• _TEXT BLOCK_:
- - - - - - -
Growing up is part of life. It is a process whereby everyone has to go through, a process which I had been trying to escape.

I’m afraid of growing up.

As I getting older, there are more secrets and problems in my life. Secrets in life that I can’t even tell my close one because I guess that would cause big disappointment to them. I regretted doing some stuff I shouldn’t be doing right now, and also doing something that is against the ‘human nature’. Sound serious, and in actual fact, it is very serious.

Regretted is one thing, how to overcome the disturbing feeling is another. From time to time, there is this disturbing feeling which makes me feel very bad about the stuff I did, about the things I did which went against the ‘human nature’. I tried to stop thinking about all these, but I couldn’t stop the feeling coming back.

Beside the biggest secret in my life, problems came into the picture of my life. Problems which I had a hard time solving them, problems which affected my life and my emotion. Teachers had been a great help by being a great listener of my problems, but yet these doesn’t solve the problems I am facing. I wish I have the power to solve all problems. But I guess that would never happen.
- - - - - - -
Translate the sentence "I’m afraid of growing up." from the text on growing up above into Spanish.
- - - - - - -
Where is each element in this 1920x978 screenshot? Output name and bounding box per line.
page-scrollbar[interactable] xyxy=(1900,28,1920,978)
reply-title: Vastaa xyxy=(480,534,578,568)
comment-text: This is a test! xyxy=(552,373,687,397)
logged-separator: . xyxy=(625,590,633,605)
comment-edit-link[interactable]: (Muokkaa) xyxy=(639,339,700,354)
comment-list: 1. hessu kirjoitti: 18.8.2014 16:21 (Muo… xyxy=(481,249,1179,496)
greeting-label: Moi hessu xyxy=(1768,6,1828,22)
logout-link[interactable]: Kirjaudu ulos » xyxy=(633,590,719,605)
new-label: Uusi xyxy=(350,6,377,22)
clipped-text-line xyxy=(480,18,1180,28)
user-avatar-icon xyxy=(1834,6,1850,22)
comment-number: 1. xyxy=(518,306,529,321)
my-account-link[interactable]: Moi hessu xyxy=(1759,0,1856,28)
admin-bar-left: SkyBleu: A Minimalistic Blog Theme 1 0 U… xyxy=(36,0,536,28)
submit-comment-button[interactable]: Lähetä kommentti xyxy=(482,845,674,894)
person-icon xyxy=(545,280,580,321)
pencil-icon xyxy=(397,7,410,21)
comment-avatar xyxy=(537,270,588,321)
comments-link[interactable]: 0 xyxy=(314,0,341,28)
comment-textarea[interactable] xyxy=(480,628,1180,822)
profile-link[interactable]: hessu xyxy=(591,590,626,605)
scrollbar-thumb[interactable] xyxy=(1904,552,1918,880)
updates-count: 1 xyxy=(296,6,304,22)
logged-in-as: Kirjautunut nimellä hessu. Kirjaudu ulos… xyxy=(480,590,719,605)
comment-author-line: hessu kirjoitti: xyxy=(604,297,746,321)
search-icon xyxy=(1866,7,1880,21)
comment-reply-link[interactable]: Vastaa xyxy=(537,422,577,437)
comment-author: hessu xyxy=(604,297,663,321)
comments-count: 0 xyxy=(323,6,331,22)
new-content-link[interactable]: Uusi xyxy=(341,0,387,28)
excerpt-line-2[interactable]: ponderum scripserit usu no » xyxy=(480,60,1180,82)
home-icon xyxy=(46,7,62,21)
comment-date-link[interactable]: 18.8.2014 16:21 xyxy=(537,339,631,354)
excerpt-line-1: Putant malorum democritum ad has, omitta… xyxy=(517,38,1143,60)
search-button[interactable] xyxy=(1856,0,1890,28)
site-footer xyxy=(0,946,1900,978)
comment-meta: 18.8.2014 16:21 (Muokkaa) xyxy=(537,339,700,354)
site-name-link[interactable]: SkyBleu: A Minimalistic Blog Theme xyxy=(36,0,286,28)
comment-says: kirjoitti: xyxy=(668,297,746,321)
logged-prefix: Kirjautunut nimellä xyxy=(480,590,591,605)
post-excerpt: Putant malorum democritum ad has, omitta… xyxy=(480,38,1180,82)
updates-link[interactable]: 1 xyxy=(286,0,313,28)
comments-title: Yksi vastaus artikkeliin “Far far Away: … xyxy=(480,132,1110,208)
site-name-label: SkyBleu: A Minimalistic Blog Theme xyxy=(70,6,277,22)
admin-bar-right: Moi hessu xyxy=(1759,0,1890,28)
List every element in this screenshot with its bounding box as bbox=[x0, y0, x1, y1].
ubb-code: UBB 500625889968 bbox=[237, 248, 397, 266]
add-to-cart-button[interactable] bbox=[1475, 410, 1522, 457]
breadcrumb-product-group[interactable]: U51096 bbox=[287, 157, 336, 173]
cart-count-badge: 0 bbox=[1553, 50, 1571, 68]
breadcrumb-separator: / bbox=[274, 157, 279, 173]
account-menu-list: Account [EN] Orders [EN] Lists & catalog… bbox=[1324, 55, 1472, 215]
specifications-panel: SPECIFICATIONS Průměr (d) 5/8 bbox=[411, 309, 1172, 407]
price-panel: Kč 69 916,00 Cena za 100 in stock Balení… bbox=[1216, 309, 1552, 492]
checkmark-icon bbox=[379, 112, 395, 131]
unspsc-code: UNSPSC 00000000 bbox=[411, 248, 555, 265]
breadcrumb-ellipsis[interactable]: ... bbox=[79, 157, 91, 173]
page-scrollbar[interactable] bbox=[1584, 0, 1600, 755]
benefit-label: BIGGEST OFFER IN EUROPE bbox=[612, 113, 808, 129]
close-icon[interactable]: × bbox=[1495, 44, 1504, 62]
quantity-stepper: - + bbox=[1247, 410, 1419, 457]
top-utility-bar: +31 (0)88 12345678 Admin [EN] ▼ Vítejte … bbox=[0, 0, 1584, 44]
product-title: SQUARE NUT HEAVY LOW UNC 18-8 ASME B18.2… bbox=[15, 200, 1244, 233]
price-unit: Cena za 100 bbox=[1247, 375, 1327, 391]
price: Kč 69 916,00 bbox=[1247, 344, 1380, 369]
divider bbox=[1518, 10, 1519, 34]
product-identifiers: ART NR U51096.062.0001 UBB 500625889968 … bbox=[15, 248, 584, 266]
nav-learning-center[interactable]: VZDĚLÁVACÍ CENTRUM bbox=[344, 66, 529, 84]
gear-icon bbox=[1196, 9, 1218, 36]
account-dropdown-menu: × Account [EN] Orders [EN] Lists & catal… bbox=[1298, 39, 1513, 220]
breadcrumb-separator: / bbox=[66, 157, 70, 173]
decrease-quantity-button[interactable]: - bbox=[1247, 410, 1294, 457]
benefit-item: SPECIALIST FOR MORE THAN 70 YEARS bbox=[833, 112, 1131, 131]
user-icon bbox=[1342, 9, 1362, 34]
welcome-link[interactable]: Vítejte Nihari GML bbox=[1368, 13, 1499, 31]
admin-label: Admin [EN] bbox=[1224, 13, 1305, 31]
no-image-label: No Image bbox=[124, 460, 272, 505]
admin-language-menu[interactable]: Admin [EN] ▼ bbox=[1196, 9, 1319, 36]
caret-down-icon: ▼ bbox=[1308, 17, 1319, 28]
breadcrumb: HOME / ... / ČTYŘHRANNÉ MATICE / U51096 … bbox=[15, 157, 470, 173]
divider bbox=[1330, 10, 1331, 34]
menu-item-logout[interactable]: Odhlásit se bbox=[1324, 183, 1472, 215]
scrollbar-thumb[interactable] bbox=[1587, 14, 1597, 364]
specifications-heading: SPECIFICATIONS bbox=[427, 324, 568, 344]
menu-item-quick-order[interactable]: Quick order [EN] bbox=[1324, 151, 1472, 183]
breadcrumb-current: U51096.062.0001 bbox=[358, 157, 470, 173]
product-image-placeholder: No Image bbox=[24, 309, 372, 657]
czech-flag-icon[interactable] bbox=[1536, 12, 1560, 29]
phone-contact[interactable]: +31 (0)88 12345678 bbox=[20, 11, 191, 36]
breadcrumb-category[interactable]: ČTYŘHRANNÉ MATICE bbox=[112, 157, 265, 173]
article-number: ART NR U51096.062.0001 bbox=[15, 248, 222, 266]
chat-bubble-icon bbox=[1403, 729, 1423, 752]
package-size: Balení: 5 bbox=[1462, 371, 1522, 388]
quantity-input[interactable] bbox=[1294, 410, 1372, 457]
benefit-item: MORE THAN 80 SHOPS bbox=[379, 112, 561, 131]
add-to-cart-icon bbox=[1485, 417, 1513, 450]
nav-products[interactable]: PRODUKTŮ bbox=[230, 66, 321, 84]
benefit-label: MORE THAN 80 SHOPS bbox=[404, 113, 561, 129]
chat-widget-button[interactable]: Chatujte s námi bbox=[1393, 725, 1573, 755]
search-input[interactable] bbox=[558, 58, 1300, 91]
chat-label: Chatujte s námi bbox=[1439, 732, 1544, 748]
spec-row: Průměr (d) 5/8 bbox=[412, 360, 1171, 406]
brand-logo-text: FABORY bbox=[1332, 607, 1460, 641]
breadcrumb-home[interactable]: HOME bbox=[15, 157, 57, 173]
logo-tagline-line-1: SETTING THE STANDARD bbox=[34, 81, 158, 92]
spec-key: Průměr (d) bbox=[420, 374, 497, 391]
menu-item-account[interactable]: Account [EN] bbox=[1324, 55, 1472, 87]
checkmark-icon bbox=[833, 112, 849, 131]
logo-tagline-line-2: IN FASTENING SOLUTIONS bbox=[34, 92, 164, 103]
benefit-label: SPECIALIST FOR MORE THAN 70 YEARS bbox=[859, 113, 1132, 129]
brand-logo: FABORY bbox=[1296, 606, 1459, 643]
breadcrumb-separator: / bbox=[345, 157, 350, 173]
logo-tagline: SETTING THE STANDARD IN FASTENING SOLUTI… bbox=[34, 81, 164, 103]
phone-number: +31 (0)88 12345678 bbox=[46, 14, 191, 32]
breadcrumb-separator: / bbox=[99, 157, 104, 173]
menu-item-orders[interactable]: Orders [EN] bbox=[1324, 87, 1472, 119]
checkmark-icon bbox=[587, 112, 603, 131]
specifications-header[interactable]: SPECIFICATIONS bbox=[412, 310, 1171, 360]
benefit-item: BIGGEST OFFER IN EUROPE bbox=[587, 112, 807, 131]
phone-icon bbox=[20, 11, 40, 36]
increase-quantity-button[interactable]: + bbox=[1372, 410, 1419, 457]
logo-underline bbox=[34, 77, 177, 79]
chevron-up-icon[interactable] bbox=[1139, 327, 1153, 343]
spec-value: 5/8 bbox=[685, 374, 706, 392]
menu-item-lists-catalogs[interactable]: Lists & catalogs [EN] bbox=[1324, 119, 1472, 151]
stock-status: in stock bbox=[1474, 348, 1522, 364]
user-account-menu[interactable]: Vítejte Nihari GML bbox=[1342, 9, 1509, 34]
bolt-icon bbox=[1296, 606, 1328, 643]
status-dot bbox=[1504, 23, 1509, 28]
- - - - - - -
• _SOLUTION TO THIS TASK_: Tengo miedo de crecer.